▶ Saved entries:
==========

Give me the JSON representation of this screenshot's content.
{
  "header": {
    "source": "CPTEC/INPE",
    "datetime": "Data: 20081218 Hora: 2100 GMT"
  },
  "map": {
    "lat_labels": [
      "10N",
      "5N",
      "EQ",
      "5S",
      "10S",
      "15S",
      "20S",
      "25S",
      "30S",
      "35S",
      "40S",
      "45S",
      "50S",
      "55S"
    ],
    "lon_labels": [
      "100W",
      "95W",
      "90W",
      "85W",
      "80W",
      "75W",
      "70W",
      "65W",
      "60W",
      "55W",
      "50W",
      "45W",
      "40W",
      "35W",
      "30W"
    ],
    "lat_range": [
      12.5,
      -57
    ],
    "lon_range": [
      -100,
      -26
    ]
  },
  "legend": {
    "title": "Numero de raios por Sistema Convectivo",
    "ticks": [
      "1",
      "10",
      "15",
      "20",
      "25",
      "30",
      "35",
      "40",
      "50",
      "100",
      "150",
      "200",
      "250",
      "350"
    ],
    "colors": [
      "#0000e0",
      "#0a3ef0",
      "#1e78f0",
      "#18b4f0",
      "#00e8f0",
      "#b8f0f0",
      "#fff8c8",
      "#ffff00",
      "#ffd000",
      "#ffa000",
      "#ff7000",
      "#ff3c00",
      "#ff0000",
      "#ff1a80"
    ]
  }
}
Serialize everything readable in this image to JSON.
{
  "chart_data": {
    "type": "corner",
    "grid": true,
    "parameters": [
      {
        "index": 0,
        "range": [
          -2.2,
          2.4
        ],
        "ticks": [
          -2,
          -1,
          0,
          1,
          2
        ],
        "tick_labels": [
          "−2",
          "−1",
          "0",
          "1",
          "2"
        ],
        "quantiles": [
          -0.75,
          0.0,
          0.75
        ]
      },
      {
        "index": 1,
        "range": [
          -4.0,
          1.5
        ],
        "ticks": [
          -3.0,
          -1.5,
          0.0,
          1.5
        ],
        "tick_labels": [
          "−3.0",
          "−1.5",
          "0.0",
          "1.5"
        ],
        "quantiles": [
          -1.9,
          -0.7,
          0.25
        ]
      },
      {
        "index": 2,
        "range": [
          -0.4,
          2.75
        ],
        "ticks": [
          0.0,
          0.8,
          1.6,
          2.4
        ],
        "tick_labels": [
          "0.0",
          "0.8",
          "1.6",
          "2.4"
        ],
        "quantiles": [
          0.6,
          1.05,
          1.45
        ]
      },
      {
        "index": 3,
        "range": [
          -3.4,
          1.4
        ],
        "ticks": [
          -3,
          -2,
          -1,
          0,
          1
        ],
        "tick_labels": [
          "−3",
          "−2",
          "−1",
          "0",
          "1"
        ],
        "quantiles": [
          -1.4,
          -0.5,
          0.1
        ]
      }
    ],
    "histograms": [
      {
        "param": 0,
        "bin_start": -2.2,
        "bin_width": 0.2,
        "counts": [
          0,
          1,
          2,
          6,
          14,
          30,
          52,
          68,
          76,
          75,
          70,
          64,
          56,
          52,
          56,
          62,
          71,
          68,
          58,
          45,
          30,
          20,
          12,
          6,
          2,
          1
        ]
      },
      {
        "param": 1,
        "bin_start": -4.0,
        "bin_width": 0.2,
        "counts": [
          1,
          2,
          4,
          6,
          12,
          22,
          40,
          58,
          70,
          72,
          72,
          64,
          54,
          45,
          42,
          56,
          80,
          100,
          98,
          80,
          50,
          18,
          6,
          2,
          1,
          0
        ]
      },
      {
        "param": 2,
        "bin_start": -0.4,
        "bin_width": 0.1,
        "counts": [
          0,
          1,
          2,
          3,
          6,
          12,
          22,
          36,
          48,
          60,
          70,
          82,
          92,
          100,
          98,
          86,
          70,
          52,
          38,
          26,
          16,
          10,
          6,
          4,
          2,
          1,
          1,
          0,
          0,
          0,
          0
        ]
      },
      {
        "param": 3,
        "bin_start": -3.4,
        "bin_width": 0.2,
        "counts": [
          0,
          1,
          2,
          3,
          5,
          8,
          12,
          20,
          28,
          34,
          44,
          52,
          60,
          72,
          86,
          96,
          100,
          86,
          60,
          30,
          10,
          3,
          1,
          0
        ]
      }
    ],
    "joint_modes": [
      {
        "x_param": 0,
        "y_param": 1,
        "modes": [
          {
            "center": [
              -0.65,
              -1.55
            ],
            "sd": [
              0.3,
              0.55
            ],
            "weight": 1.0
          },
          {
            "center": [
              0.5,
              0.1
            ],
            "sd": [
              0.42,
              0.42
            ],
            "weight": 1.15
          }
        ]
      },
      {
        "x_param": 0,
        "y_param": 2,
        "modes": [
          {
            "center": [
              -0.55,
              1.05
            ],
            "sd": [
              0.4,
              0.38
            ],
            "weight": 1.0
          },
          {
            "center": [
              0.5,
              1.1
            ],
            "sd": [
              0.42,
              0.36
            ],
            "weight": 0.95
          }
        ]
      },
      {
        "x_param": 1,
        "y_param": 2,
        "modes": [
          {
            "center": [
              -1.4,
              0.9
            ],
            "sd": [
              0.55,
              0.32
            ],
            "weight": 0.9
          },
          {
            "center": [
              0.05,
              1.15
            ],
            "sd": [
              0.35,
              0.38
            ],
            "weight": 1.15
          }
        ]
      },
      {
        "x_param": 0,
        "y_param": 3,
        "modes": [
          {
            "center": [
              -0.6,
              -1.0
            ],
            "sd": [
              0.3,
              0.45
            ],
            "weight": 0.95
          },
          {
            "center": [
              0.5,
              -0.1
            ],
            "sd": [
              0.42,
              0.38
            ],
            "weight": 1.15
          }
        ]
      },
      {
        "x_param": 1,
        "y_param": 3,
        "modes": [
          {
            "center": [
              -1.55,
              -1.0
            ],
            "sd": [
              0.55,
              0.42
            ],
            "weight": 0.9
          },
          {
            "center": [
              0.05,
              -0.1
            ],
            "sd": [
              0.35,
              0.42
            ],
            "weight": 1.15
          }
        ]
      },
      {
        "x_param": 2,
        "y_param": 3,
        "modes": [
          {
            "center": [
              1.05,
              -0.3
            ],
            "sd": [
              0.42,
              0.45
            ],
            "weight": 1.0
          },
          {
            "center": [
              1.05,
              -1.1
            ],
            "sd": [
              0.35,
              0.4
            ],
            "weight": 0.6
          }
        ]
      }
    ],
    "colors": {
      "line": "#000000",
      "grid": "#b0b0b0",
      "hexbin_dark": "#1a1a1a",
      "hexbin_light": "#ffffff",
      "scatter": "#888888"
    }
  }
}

==========

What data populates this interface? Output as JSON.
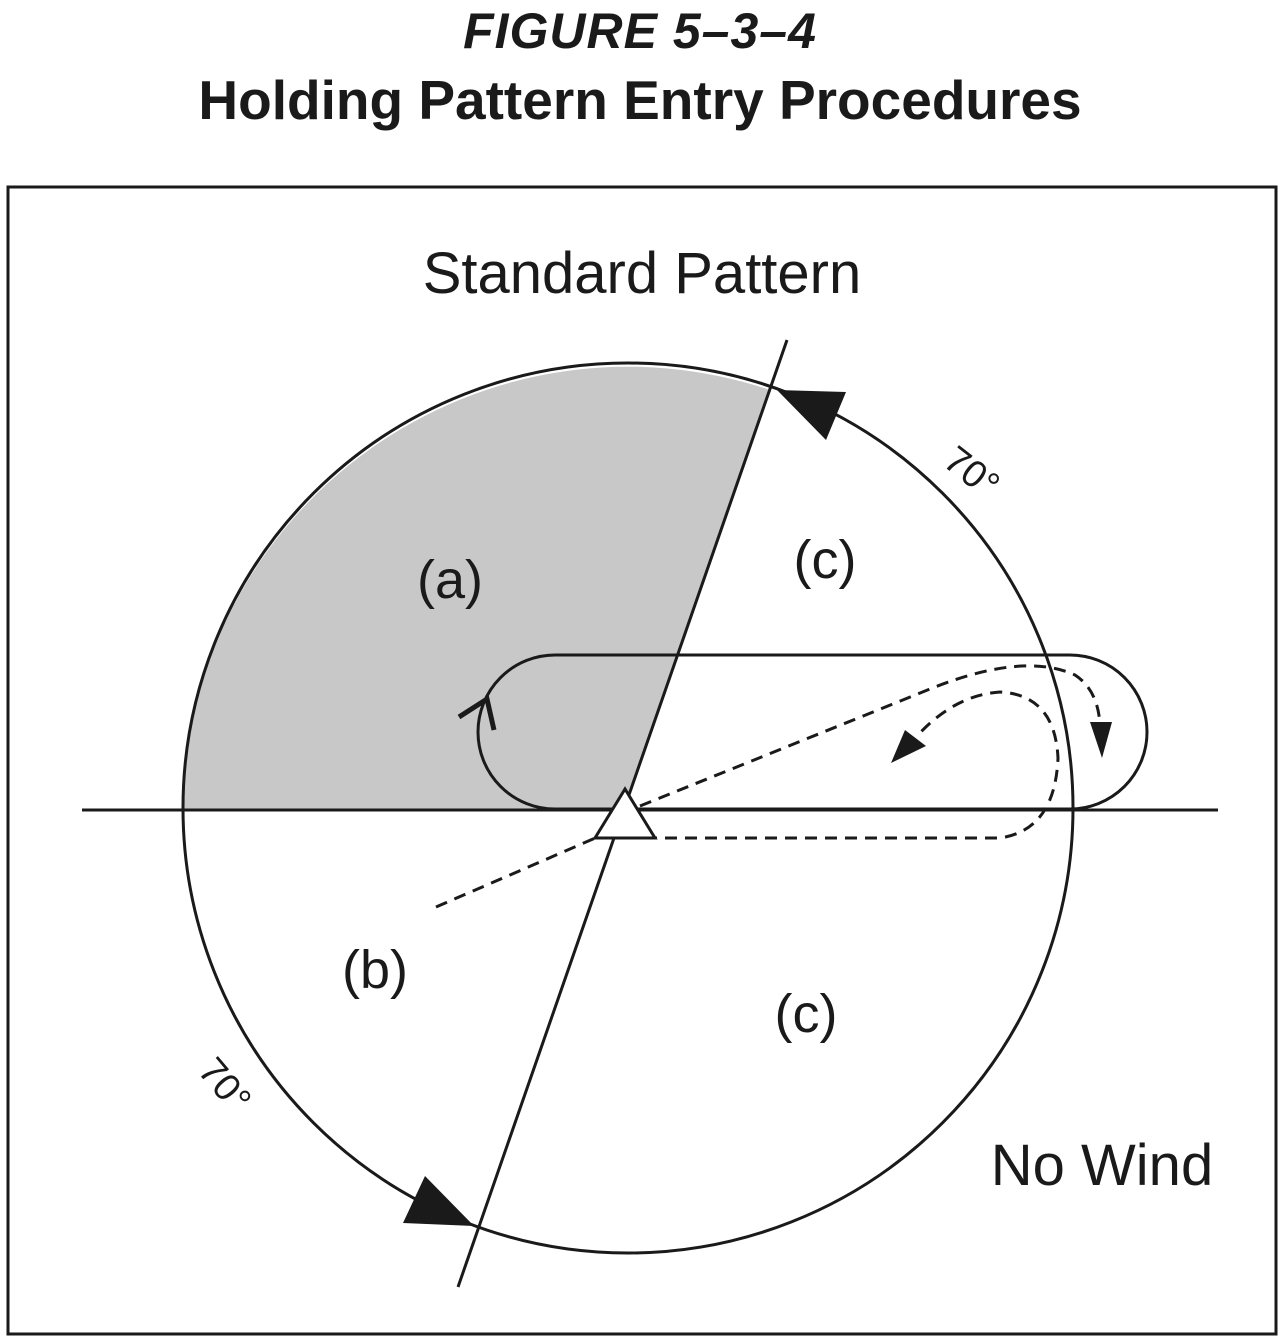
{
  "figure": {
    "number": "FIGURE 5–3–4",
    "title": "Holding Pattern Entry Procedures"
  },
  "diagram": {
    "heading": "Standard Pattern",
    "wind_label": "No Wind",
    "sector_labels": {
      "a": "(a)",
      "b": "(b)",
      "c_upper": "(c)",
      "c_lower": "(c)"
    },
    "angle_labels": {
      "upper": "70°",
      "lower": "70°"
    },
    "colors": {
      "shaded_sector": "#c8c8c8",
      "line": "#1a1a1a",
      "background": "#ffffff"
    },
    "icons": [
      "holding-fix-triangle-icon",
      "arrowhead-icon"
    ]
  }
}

==========

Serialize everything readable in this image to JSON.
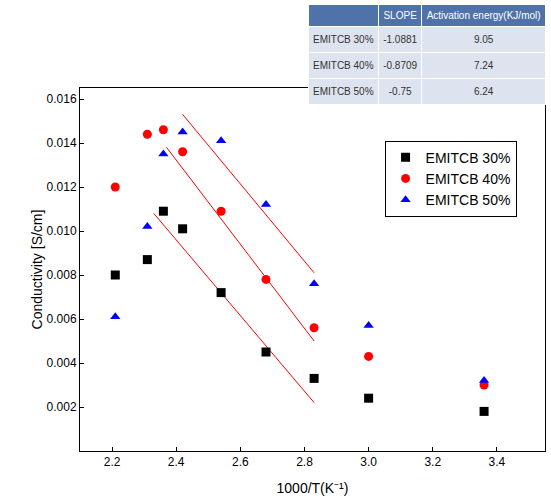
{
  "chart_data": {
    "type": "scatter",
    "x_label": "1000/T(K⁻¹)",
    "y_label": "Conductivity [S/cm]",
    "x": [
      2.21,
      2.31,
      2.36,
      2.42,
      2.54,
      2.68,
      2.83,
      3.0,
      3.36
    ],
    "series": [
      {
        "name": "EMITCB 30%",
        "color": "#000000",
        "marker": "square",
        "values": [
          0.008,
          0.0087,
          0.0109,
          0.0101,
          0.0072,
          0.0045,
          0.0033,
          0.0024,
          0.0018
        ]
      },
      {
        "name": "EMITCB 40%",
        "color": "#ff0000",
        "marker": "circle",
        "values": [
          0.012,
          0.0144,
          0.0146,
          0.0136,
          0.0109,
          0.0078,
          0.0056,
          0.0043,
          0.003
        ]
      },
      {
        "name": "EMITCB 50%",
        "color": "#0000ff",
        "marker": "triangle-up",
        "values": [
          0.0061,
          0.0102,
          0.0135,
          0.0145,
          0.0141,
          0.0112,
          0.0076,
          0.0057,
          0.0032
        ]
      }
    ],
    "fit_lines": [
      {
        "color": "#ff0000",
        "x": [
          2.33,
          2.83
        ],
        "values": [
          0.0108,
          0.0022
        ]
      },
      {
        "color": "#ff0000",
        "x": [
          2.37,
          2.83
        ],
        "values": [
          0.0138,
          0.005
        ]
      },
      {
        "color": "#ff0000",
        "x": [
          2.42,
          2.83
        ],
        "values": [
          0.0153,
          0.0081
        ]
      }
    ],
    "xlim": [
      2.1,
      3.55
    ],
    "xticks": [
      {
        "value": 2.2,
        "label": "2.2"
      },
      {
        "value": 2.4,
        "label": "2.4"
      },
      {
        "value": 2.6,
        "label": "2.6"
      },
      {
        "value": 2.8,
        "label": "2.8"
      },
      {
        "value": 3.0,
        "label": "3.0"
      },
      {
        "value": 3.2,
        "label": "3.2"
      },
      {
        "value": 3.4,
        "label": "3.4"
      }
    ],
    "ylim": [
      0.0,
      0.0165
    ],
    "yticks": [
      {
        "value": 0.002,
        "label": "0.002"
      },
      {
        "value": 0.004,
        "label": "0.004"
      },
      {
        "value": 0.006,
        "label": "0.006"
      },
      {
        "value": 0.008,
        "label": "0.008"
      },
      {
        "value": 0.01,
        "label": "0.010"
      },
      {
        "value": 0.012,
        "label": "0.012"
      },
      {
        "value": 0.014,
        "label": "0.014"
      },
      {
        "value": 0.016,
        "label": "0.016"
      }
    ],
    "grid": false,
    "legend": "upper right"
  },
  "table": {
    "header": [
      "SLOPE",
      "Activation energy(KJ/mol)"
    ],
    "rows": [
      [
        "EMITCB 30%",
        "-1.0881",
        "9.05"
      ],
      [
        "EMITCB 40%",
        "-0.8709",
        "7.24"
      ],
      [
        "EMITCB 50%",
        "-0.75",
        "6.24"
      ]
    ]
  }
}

==========

▶ What you have to do: Gather each line from the listing above that holds "triangle".

▶ The output:
      "holding-fix-triangle-icon",
        "marker": "triangle-up",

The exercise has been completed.